- Challenge -
Output each line exactly as it appears, skipping any embedded picture.

[START]

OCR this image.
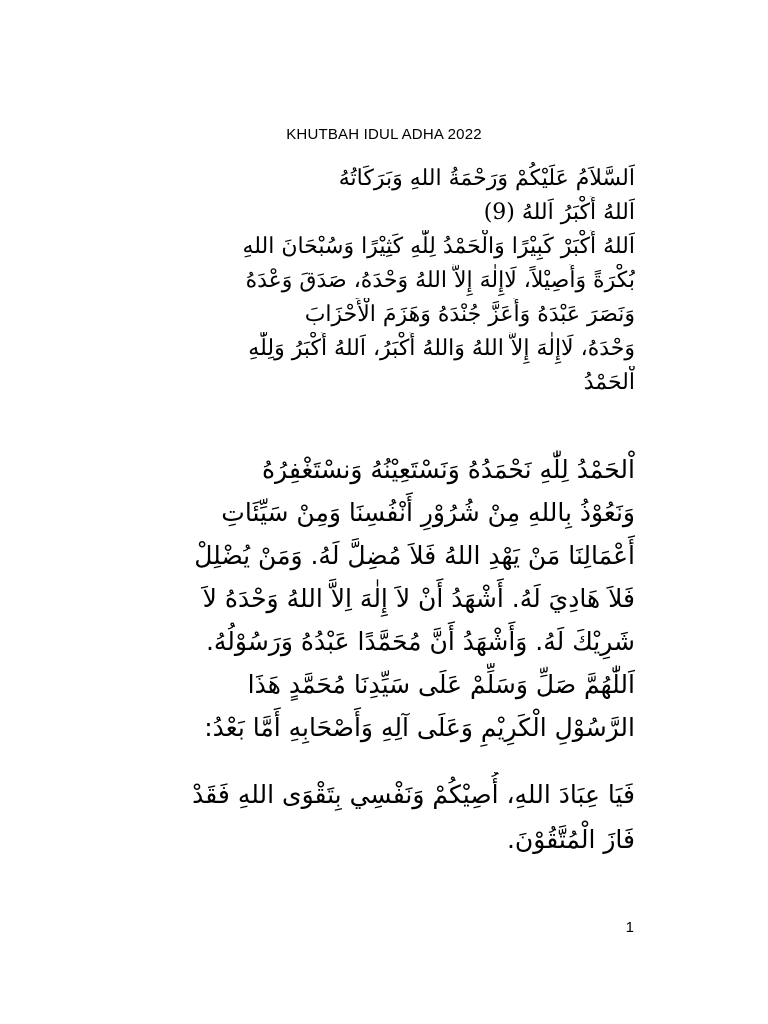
KHUTBAH IDUL ADHA 2022
اَلسَّلاَمُ عَلَيْكُمْ وَرَحْمَةُ اللهِ وَبَرَكَاتُهُ
اَللهُ أَكْبَرُ اَللهُ (9)
اَللهُ أَكْبَرْ كَبِيْرًا وَالْحَمْدُ لِلّٰهِ كَثِيْرًا وَسُبْحَانَ اللهِ
بُكْرَةً وَأَصِيْلاً، لَاإِلٰهَ إِلاَّ اللهُ وَحْدَهُ، صَدَقَ وَعْدَهُ
وَنَصَرَ عَبْدَهُ وَأَعَزَّ جُنْدَهُ وَهَزَمَ الْأَحْزَابَ
وَحْدَهُ، لَاإِلٰهَ إِلاَّ اللهُ وَاللهُ أَكْبَرُ، اَللهُ أَكْبَرُ وَلِلّٰهِ
اْلحَمْدُ
اْلحَمْدُ لِلّٰهِ نَحْمَدُهُ وَنَسْتَعِيْنُهُ وَنسْتَغْفِرُهُ
وَنَعُوْذُ بِاللهِ مِنْ شُرُوْرِ أَنْفُسِنَا وَمِنْ سَيِّئَاتِ
أَعْمَالِنَا مَنْ يَهْدِ اللهُ فَلاَ مُضِلَّ لَهُ. وَمَنْ يُضْلِلْ
فَلاَ هَادِيَ لَهُ. أَشْهَدُ أَنْ لاَ إِلٰهَ اِلاَّ اللهُ وَحْدَهُ لاَ
شَرِيْكَ لَهُ. وَأَشْهَدُ أَنَّ مُحَمَّدًا عَبْدُهُ وَرَسُوْلُهُ.
اَللّٰهُمَّ صَلِّ وَسَلِّمْ عَلَى سَيِّدِنَا مُحَمَّدٍ هَذَا
الرَّسُوْلِ الْكَرِيْمِ وَعَلَى آلِهِ وَأَصْحَابِهِ أَمَّا بَعْدُ:
فَيَا عِبَادَ اللهِ، أُصِيْكُمْ وَنَفْسِي بِتَقْوَى اللهِ فَقَدْ
فَازَ الْمُتَّقُوْنَ.
1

[END]

- Solved problem -
OCR this image.
KHUTBAH IDUL ADHA 2022
اَلسَّلاَمُ عَلَيْكُمْ وَرَحْمَةُ اللهِ وَبَرَكَاتُهُ
اَللهُ أَكْبَرُ اَللهُ (9)
اَللهُ أَكْبَرْ كَبِيْرًا وَالْحَمْدُ لِلّٰهِ كَثِيْرًا وَسُبْحَانَ اللهِ
بُكْرَةً وَأَصِيْلاً، لَاإِلٰهَ إِلاَّ اللهُ وَحْدَهُ، صَدَقَ وَعْدَهُ
وَنَصَرَ عَبْدَهُ وَأَعَزَّ جُنْدَهُ وَهَزَمَ الْأَحْزَابَ
وَحْدَهُ، لَاإِلٰهَ إِلاَّ اللهُ وَاللهُ أَكْبَرُ، اَللهُ أَكْبَرُ وَلِلّٰهِ
اْلحَمْدُ
اْلحَمْدُ لِلّٰهِ نَحْمَدُهُ وَنَسْتَعِيْنُهُ وَنسْتَغْفِرُهُ
وَنَعُوْذُ بِاللهِ مِنْ شُرُوْرِ أَنْفُسِنَا وَمِنْ سَيِّئَاتِ
أَعْمَالِنَا مَنْ يَهْدِ اللهُ فَلاَ مُضِلَّ لَهُ. وَمَنْ يُضْلِلْ
فَلاَ هَادِيَ لَهُ. أَشْهَدُ أَنْ لاَ إِلٰهَ اِلاَّ اللهُ وَحْدَهُ لاَ
شَرِيْكَ لَهُ. وَأَشْهَدُ أَنَّ مُحَمَّدًا عَبْدُهُ وَرَسُوْلُهُ.
اَللّٰهُمَّ صَلِّ وَسَلِّمْ عَلَى سَيِّدِنَا مُحَمَّدٍ هَذَا
الرَّسُوْلِ الْكَرِيْمِ وَعَلَى آلِهِ وَأَصْحَابِهِ أَمَّا بَعْدُ:
فَيَا عِبَادَ اللهِ، أُصِيْكُمْ وَنَفْسِي بِتَقْوَى اللهِ فَقَدْ
فَازَ الْمُتَّقُوْنَ.
1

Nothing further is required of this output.